• **Listed records**:
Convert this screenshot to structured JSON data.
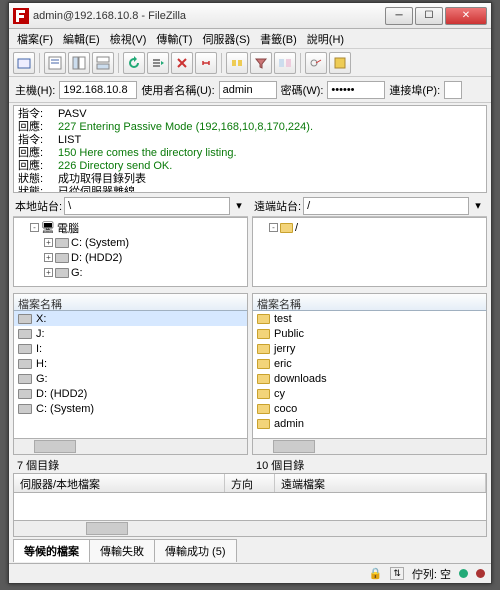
{
  "title": "admin@192.168.10.8 - FileZilla",
  "menus": [
    "檔案(F)",
    "編輯(E)",
    "檢視(V)",
    "傳輸(T)",
    "伺服器(S)",
    "書籤(B)",
    "說明(H)"
  ],
  "conn": {
    "host_label": "主機(H):",
    "host": "192.168.10.8",
    "user_label": "使用者名稱(U):",
    "user": "admin",
    "pass_label": "密碼(W):",
    "pass": "••••••",
    "port_label": "連接埠(P):",
    "port": ""
  },
  "log": [
    {
      "lbl": "指令:",
      "msg": "PASV",
      "cls": "normal"
    },
    {
      "lbl": "回應:",
      "msg": "227 Entering Passive Mode (192,168,10,8,170,224).",
      "cls": "green"
    },
    {
      "lbl": "指令:",
      "msg": "LIST",
      "cls": "normal"
    },
    {
      "lbl": "回應:",
      "msg": "150 Here comes the directory listing.",
      "cls": "green"
    },
    {
      "lbl": "回應:",
      "msg": "226 Directory send OK.",
      "cls": "green"
    },
    {
      "lbl": "狀態:",
      "msg": "成功取得目錄列表",
      "cls": "normal"
    },
    {
      "lbl": "狀態:",
      "msg": "已從伺服器離線",
      "cls": "normal"
    }
  ],
  "local": {
    "site_label": "本地站台:",
    "path": "\\",
    "tree": [
      {
        "indent": "indent1",
        "sq": "-",
        "icon": "computer",
        "label": "電腦"
      },
      {
        "indent": "indent2",
        "sq": "+",
        "icon": "disk",
        "label": "C: (System)"
      },
      {
        "indent": "indent2",
        "sq": "+",
        "icon": "disk",
        "label": "D: (HDD2)"
      },
      {
        "indent": "indent2",
        "sq": "+",
        "icon": "disk",
        "label": "G:"
      }
    ],
    "list_head": "檔案名稱",
    "files": [
      "X:",
      "J:",
      "I:",
      "H:",
      "G:",
      "D: (HDD2)",
      "C: (System)"
    ],
    "count": "7 個目錄"
  },
  "remote": {
    "site_label": "遠端站台:",
    "path": "/",
    "tree": [
      {
        "indent": "indent1",
        "sq": "-",
        "icon": "folder",
        "label": "/"
      }
    ],
    "list_head": "檔案名稱",
    "files": [
      "test",
      "Public",
      "jerry",
      "eric",
      "downloads",
      "cy",
      "coco",
      "admin"
    ],
    "count": "10 個目錄"
  },
  "queue_cols": {
    "c1": "伺服器/本地檔案",
    "c2": "方向",
    "c3": "遠端檔案"
  },
  "tabs": {
    "t1": "等候的檔案",
    "t2": "傳輸失敗",
    "t3": "傳輸成功 (5)"
  },
  "status": {
    "queue": "佇列: 空"
  }
}
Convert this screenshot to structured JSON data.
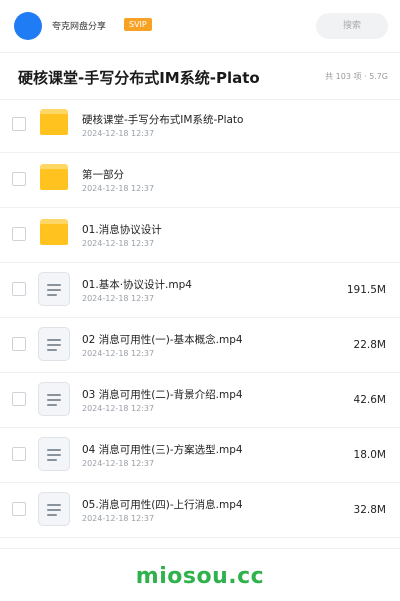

• **What is expected**: Without including any pictures, print all of the material exactly as given.

• **Solution for this exercise**:
Convert this screenshot to structured JSON data.
{
  "title": "admin@192.168.10.8 - FileZilla",
  "menus": [
    "檔案(F)",
    "編輯(E)",
    "檢視(V)",
    "傳輸(T)",
    "伺服器(S)",
    "書籤(B)",
    "說明(H)"
  ],
  "conn": {
    "host_label": "主機(H):",
    "host": "192.168.10.8",
    "user_label": "使用者名稱(U):",
    "user": "admin",
    "pass_label": "密碼(W):",
    "pass": "••••••",
    "port_label": "連接埠(P):",
    "port": ""
  },
  "log": [
    {
      "lbl": "指令:",
      "msg": "PASV",
      "cls": "normal"
    },
    {
      "lbl": "回應:",
      "msg": "227 Entering Passive Mode (192,168,10,8,170,224).",
      "cls": "green"
    },
    {
      "lbl": "指令:",
      "msg": "LIST",
      "cls": "normal"
    },
    {
      "lbl": "回應:",
      "msg": "150 Here comes the directory listing.",
      "cls": "green"
    },
    {
      "lbl": "回應:",
      "msg": "226 Directory send OK.",
      "cls": "green"
    },
    {
      "lbl": "狀態:",
      "msg": "成功取得目錄列表",
      "cls": "normal"
    },
    {
      "lbl": "狀態:",
      "msg": "已從伺服器離線",
      "cls": "normal"
    }
  ],
  "local": {
    "site_label": "本地站台:",
    "path": "\\",
    "tree": [
      {
        "indent": "indent1",
        "sq": "-",
        "icon": "computer",
        "label": "電腦"
      },
      {
        "indent": "indent2",
        "sq": "+",
        "icon": "disk",
        "label": "C: (System)"
      },
      {
        "indent": "indent2",
        "sq": "+",
        "icon": "disk",
        "label": "D: (HDD2)"
      },
      {
        "indent": "indent2",
        "sq": "+",
        "icon": "disk",
        "label": "G:"
      }
    ],
    "list_head": "檔案名稱",
    "files": [
      "X:",
      "J:",
      "I:",
      "H:",
      "G:",
      "D: (HDD2)",
      "C: (System)"
    ],
    "count": "7 個目錄"
  },
  "remote": {
    "site_label": "遠端站台:",
    "path": "/",
    "tree": [
      {
        "indent": "indent1",
        "sq": "-",
        "icon": "folder",
        "label": "/"
      }
    ],
    "list_head": "檔案名稱",
    "files": [
      "test",
      "Public",
      "jerry",
      "eric",
      "downloads",
      "cy",
      "coco",
      "admin"
    ],
    "count": "10 個目錄"
  },
  "queue_cols": {
    "c1": "伺服器/本地檔案",
    "c2": "方向",
    "c3": "遠端檔案"
  },
  "tabs": {
    "t1": "等候的檔案",
    "t2": "傳輸失敗",
    "t3": "傳輸成功 (5)"
  },
  "status": {
    "queue": "佇列: 空"
  }
}
Convert this screenshot to structured JSON data.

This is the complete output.